Exercise brief: Below are entries to be transcribed exactly; exclude the pictures from the copy.

Supplied data:
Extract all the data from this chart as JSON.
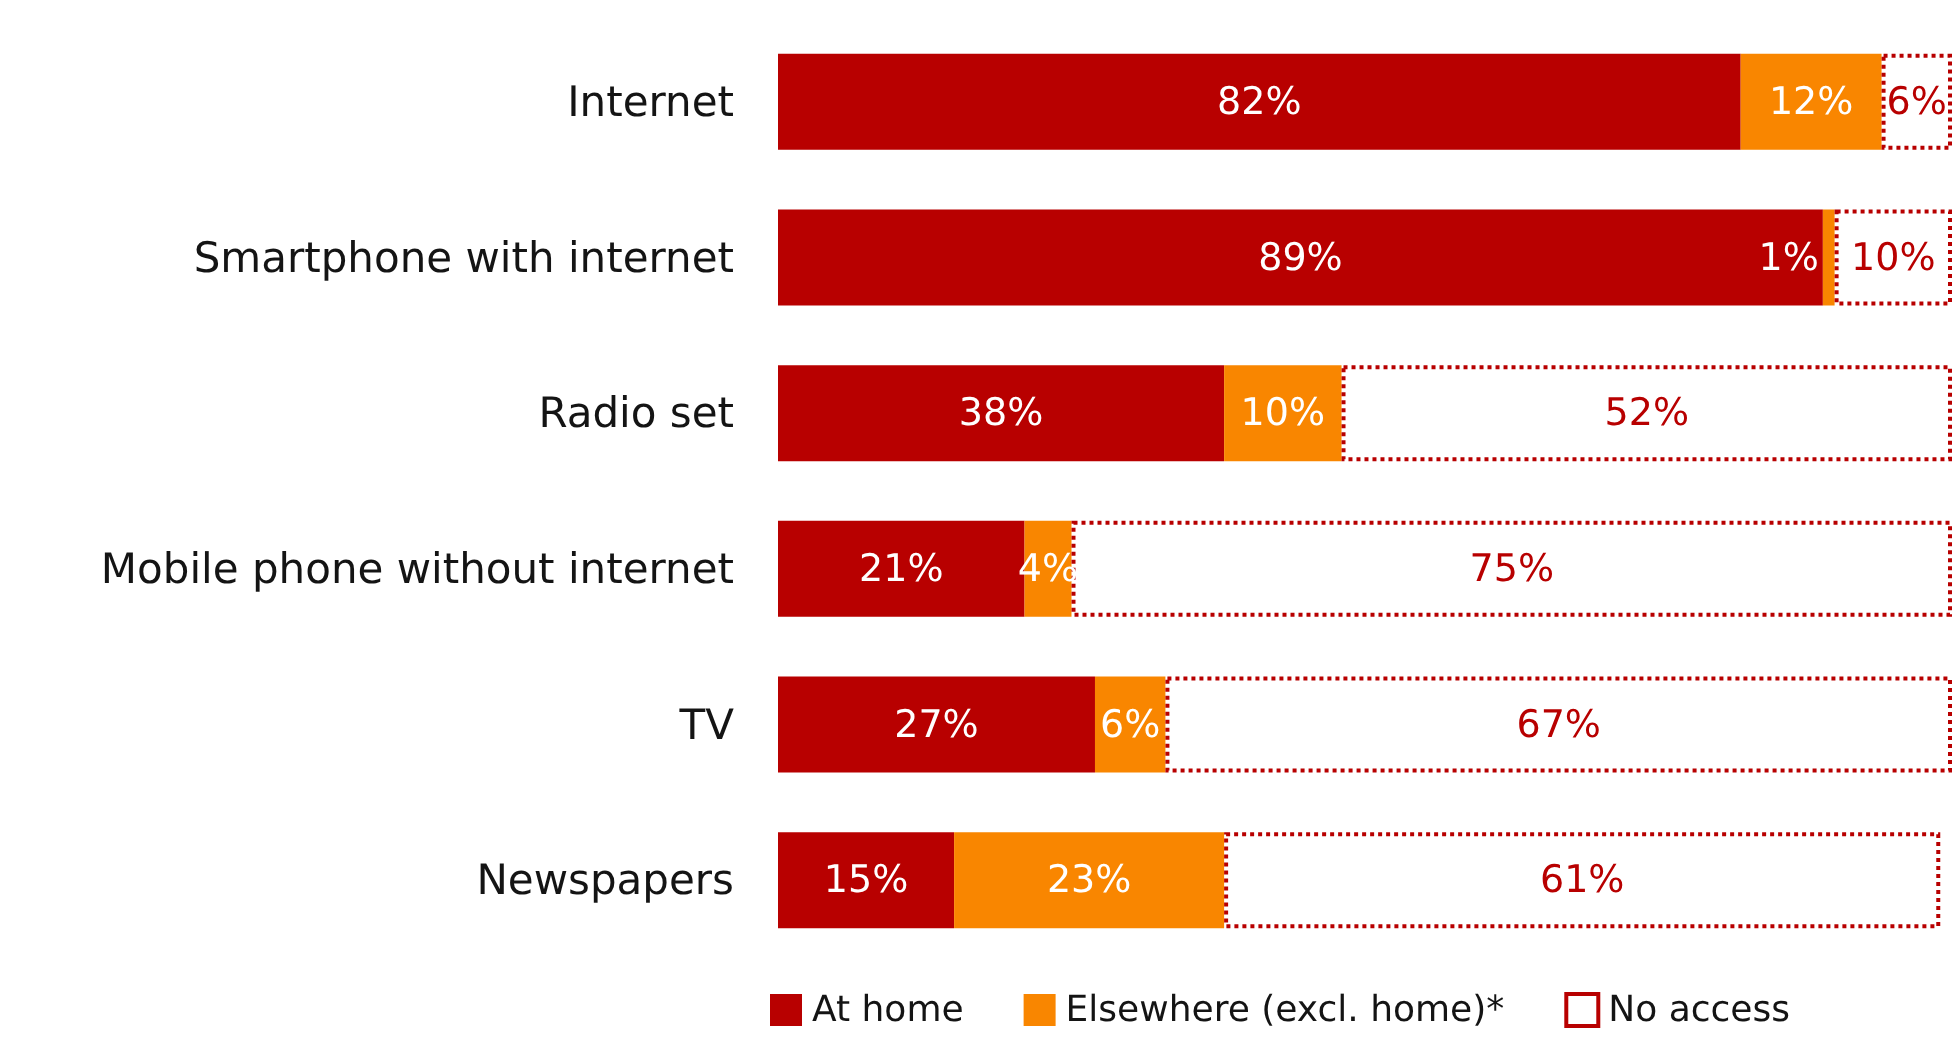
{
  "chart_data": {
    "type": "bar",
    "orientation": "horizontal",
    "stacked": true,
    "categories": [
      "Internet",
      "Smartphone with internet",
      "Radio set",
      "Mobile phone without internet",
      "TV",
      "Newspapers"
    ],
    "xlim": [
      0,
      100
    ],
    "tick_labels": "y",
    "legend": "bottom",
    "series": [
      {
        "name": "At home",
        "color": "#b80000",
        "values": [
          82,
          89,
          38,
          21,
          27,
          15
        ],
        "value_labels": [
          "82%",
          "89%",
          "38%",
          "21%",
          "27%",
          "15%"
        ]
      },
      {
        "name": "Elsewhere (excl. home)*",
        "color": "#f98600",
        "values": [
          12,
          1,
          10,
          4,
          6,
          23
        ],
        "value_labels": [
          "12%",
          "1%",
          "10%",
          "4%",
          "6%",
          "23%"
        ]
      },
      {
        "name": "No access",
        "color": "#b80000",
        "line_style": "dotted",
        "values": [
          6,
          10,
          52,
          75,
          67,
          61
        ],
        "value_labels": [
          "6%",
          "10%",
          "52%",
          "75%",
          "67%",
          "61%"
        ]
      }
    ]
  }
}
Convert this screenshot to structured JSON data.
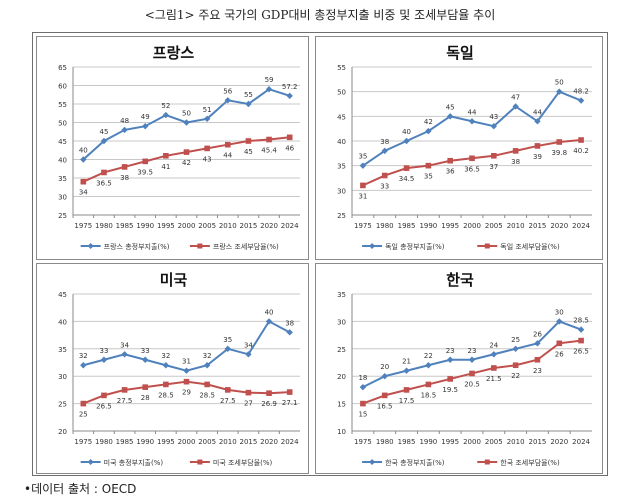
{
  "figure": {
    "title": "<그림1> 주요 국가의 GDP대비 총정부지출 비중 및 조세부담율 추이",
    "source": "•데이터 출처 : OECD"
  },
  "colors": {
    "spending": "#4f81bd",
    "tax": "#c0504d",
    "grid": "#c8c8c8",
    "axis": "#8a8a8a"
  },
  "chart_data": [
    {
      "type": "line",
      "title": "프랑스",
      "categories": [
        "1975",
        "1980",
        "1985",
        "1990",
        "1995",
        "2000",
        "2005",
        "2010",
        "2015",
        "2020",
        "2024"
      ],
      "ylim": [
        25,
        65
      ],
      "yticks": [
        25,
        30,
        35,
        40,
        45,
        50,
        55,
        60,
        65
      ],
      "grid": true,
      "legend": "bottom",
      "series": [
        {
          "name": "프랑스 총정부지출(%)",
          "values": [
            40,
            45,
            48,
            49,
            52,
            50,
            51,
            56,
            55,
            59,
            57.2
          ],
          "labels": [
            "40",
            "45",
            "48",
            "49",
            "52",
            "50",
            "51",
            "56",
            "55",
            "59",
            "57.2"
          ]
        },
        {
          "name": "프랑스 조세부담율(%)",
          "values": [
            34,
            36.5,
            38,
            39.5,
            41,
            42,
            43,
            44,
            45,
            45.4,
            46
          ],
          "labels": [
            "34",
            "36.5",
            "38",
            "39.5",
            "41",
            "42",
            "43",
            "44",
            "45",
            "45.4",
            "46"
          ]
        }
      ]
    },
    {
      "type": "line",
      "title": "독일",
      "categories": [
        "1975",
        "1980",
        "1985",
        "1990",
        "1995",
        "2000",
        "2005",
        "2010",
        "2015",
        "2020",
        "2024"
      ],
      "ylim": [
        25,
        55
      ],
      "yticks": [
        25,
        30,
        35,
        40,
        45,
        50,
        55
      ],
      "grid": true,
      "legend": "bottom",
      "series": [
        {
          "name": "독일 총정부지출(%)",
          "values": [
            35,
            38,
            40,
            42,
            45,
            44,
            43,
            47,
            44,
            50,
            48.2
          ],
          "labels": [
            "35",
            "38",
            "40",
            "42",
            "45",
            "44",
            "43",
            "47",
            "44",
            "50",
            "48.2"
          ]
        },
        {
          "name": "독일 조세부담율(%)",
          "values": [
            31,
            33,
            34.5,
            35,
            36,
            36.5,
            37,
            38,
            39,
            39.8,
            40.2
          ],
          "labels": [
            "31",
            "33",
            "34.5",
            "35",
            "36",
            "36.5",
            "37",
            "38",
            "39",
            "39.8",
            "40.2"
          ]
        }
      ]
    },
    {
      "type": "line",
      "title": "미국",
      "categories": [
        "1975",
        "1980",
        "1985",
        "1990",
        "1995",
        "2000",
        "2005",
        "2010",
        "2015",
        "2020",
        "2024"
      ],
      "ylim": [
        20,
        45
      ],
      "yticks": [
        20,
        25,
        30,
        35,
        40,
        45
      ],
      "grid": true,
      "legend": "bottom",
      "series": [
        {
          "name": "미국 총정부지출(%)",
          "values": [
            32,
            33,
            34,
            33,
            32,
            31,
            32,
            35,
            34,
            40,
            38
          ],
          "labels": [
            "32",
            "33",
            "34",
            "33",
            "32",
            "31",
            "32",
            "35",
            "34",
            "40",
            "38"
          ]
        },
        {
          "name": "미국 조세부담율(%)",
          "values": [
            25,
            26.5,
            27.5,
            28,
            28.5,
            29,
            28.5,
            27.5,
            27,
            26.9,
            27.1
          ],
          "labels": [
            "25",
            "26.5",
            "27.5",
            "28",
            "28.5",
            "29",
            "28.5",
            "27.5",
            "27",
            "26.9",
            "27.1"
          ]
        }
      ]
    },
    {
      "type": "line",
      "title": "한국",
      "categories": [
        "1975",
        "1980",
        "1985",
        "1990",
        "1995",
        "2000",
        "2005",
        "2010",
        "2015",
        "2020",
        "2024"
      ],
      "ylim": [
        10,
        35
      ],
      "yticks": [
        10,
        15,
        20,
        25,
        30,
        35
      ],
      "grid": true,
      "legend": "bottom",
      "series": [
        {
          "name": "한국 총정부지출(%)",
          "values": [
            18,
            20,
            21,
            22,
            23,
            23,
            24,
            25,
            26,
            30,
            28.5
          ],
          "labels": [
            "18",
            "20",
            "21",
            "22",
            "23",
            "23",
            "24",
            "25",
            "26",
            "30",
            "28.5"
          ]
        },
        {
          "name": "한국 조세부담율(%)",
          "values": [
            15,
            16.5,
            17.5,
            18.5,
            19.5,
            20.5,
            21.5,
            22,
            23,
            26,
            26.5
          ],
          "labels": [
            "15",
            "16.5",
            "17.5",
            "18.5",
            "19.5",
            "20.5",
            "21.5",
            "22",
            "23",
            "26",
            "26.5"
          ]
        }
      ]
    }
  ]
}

The solution:
Extract all the data from this chart as JSON.
{
  "chart_data": {
    "type": "bar",
    "orientation": "horizontal",
    "stacked": true,
    "categories": [
      "Internet",
      "Smartphone with internet",
      "Radio set",
      "Mobile phone without internet",
      "TV",
      "Newspapers"
    ],
    "xlim": [
      0,
      100
    ],
    "tick_labels": "y",
    "legend": "bottom",
    "series": [
      {
        "name": "At home",
        "color": "#b80000",
        "values": [
          82,
          89,
          38,
          21,
          27,
          15
        ],
        "value_labels": [
          "82%",
          "89%",
          "38%",
          "21%",
          "27%",
          "15%"
        ]
      },
      {
        "name": "Elsewhere (excl. home)*",
        "color": "#f98600",
        "values": [
          12,
          1,
          10,
          4,
          6,
          23
        ],
        "value_labels": [
          "12%",
          "1%",
          "10%",
          "4%",
          "6%",
          "23%"
        ]
      },
      {
        "name": "No access",
        "color": "#b80000",
        "line_style": "dotted",
        "values": [
          6,
          10,
          52,
          75,
          67,
          61
        ],
        "value_labels": [
          "6%",
          "10%",
          "52%",
          "75%",
          "67%",
          "61%"
        ]
      }
    ]
  }
}
Convert this screenshot to structured JSON data.
{
  "figure": {
    "title": "<그림1> 주요 국가의 GDP대비 총정부지출 비중 및 조세부담율 추이",
    "source": "•데이터 출처 : OECD"
  },
  "colors": {
    "spending": "#4f81bd",
    "tax": "#c0504d",
    "grid": "#c8c8c8",
    "axis": "#8a8a8a"
  },
  "chart_data": [
    {
      "type": "line",
      "title": "프랑스",
      "categories": [
        "1975",
        "1980",
        "1985",
        "1990",
        "1995",
        "2000",
        "2005",
        "2010",
        "2015",
        "2020",
        "2024"
      ],
      "ylim": [
        25,
        65
      ],
      "yticks": [
        25,
        30,
        35,
        40,
        45,
        50,
        55,
        60,
        65
      ],
      "grid": true,
      "legend": "bottom",
      "series": [
        {
          "name": "프랑스 총정부지출(%)",
          "values": [
            40,
            45,
            48,
            49,
            52,
            50,
            51,
            56,
            55,
            59,
            57.2
          ],
          "labels": [
            "40",
            "45",
            "48",
            "49",
            "52",
            "50",
            "51",
            "56",
            "55",
            "59",
            "57.2"
          ]
        },
        {
          "name": "프랑스 조세부담율(%)",
          "values": [
            34,
            36.5,
            38,
            39.5,
            41,
            42,
            43,
            44,
            45,
            45.4,
            46
          ],
          "labels": [
            "34",
            "36.5",
            "38",
            "39.5",
            "41",
            "42",
            "43",
            "44",
            "45",
            "45.4",
            "46"
          ]
        }
      ]
    },
    {
      "type": "line",
      "title": "독일",
      "categories": [
        "1975",
        "1980",
        "1985",
        "1990",
        "1995",
        "2000",
        "2005",
        "2010",
        "2015",
        "2020",
        "2024"
      ],
      "ylim": [
        25,
        55
      ],
      "yticks": [
        25,
        30,
        35,
        40,
        45,
        50,
        55
      ],
      "grid": true,
      "legend": "bottom",
      "series": [
        {
          "name": "독일 총정부지출(%)",
          "values": [
            35,
            38,
            40,
            42,
            45,
            44,
            43,
            47,
            44,
            50,
            48.2
          ],
          "labels": [
            "35",
            "38",
            "40",
            "42",
            "45",
            "44",
            "43",
            "47",
            "44",
            "50",
            "48.2"
          ]
        },
        {
          "name": "독일 조세부담율(%)",
          "values": [
            31,
            33,
            34.5,
            35,
            36,
            36.5,
            37,
            38,
            39,
            39.8,
            40.2
          ],
          "labels": [
            "31",
            "33",
            "34.5",
            "35",
            "36",
            "36.5",
            "37",
            "38",
            "39",
            "39.8",
            "40.2"
          ]
        }
      ]
    },
    {
      "type": "line",
      "title": "미국",
      "categories": [
        "1975",
        "1980",
        "1985",
        "1990",
        "1995",
        "2000",
        "2005",
        "2010",
        "2015",
        "2020",
        "2024"
      ],
      "ylim": [
        20,
        45
      ],
      "yticks": [
        20,
        25,
        30,
        35,
        40,
        45
      ],
      "grid": true,
      "legend": "bottom",
      "series": [
        {
          "name": "미국 총정부지출(%)",
          "values": [
            32,
            33,
            34,
            33,
            32,
            31,
            32,
            35,
            34,
            40,
            38
          ],
          "labels": [
            "32",
            "33",
            "34",
            "33",
            "32",
            "31",
            "32",
            "35",
            "34",
            "40",
            "38"
          ]
        },
        {
          "name": "미국 조세부담율(%)",
          "values": [
            25,
            26.5,
            27.5,
            28,
            28.5,
            29,
            28.5,
            27.5,
            27,
            26.9,
            27.1
          ],
          "labels": [
            "25",
            "26.5",
            "27.5",
            "28",
            "28.5",
            "29",
            "28.5",
            "27.5",
            "27",
            "26.9",
            "27.1"
          ]
        }
      ]
    },
    {
      "type": "line",
      "title": "한국",
      "categories": [
        "1975",
        "1980",
        "1985",
        "1990",
        "1995",
        "2000",
        "2005",
        "2010",
        "2015",
        "2020",
        "2024"
      ],
      "ylim": [
        10,
        35
      ],
      "yticks": [
        10,
        15,
        20,
        25,
        30,
        35
      ],
      "grid": true,
      "legend": "bottom",
      "series": [
        {
          "name": "한국 총정부지출(%)",
          "values": [
            18,
            20,
            21,
            22,
            23,
            23,
            24,
            25,
            26,
            30,
            28.5
          ],
          "labels": [
            "18",
            "20",
            "21",
            "22",
            "23",
            "23",
            "24",
            "25",
            "26",
            "30",
            "28.5"
          ]
        },
        {
          "name": "한국 조세부담율(%)",
          "values": [
            15,
            16.5,
            17.5,
            18.5,
            19.5,
            20.5,
            21.5,
            22,
            23,
            26,
            26.5
          ],
          "labels": [
            "15",
            "16.5",
            "17.5",
            "18.5",
            "19.5",
            "20.5",
            "21.5",
            "22",
            "23",
            "26",
            "26.5"
          ]
        }
      ]
    }
  ]
}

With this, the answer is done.